Supplied data
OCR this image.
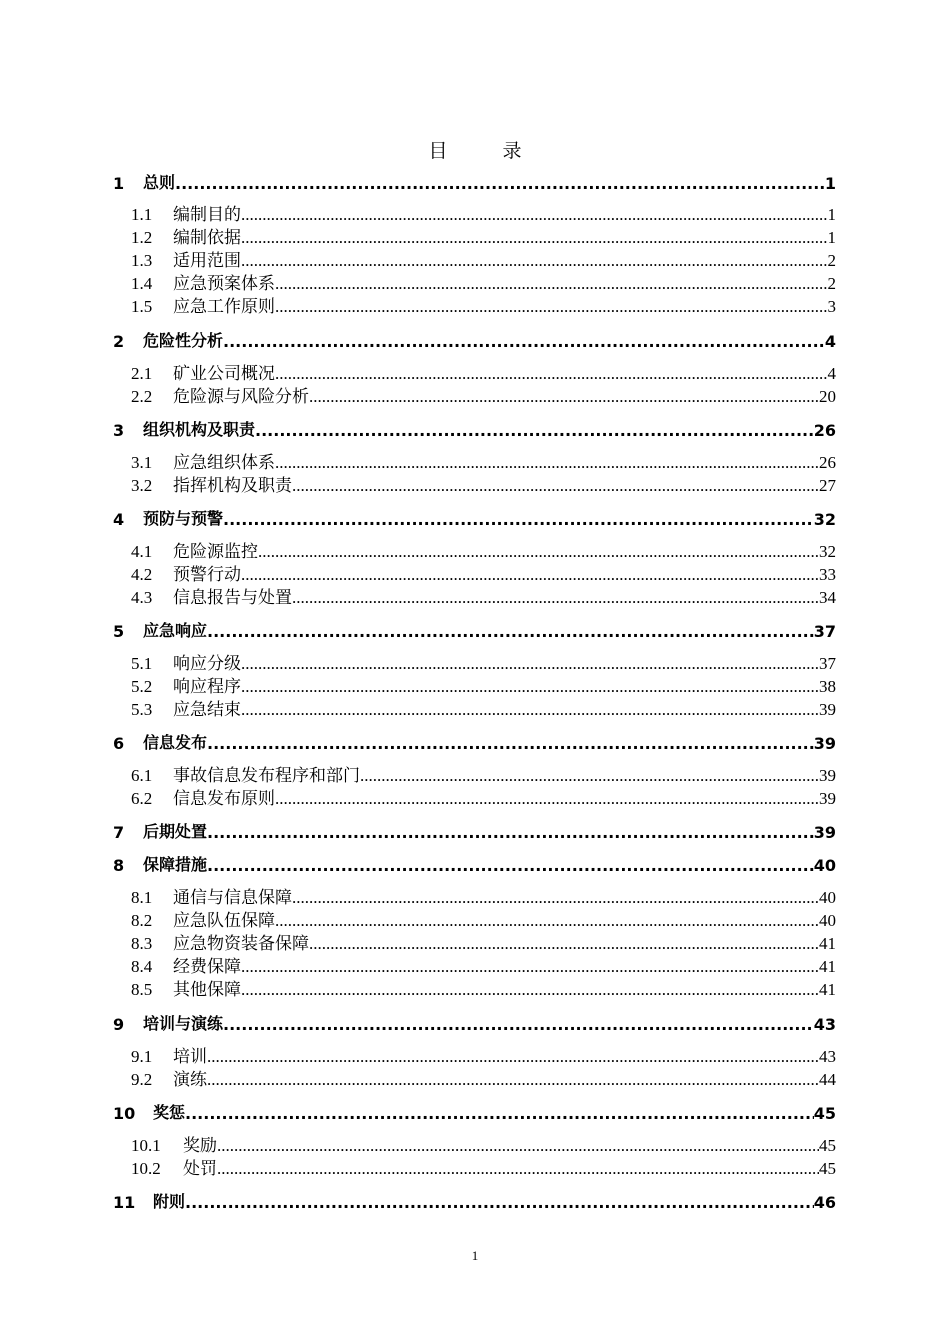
目　录
1	总则 .....	1
1.1	编制目的 .....	1
1.2	编制依据 .....	1
1.3	适用范围 .....	2
1.4	应急预案体系 .....	2
1.5	应急工作原则 .....	3
2	危险性分析 .....	4
2.1	矿业公司概况 .....	4
2.2	危险源与风险分析 .....	20
3	组织机构及职责 .....	26
3.1	应急组织体系 .....	26
3.2	指挥机构及职责 .....	27
4	预防与预警 .....	32
4.1	危险源监控 .....	32
4.2	预警行动 .....	33
4.3	信息报告与处置 .....	34
5	应急响应 .....	37
5.1	响应分级 .....	37
5.2	响应程序 .....	38
5.3	应急结束 .....	39
6	信息发布 .....	39
6.1	事故信息发布程序和部门 .....	39
6.2	信息发布原则 .....	39
7	后期处置 .....	39
8	保障措施 .....	40
8.1	通信与信息保障 .....	40
8.2	应急队伍保障 .....	40
8.3	应急物资装备保障 .....	41
8.4	经费保障 .....	41
8.5	其他保障 .....	41
9	培训与演练 .....	43
9.1	培训 .....	43
9.2	演练 .....	44
10	奖惩 .....	45
10.1	奖励 .....	45
10.2	处罚 .....	45
11	附则 .....	46
1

What needs to be done
Write out the material above once more, exactly as it reads, with no pictures.

Task response
OCR this image.
目　录
1	总则 .....	1
1.1	编制目的 .....	1
1.2	编制依据 .....	1
1.3	适用范围 .....	2
1.4	应急预案体系 .....	2
1.5	应急工作原则 .....	3
2	危险性分析 .....	4
2.1	矿业公司概况 .....	4
2.2	危险源与风险分析 .....	20
3	组织机构及职责 .....	26
3.1	应急组织体系 .....	26
3.2	指挥机构及职责 .....	27
4	预防与预警 .....	32
4.1	危险源监控 .....	32
4.2	预警行动 .....	33
4.3	信息报告与处置 .....	34
5	应急响应 .....	37
5.1	响应分级 .....	37
5.2	响应程序 .....	38
5.3	应急结束 .....	39
6	信息发布 .....	39
6.1	事故信息发布程序和部门 .....	39
6.2	信息发布原则 .....	39
7	后期处置 .....	39
8	保障措施 .....	40
8.1	通信与信息保障 .....	40
8.2	应急队伍保障 .....	40
8.3	应急物资装备保障 .....	41
8.4	经费保障 .....	41
8.5	其他保障 .....	41
9	培训与演练 .....	43
9.1	培训 .....	43
9.2	演练 .....	44
10	奖惩 .....	45
10.1	奖励 .....	45
10.2	处罚 .....	45
11	附则 .....	46
1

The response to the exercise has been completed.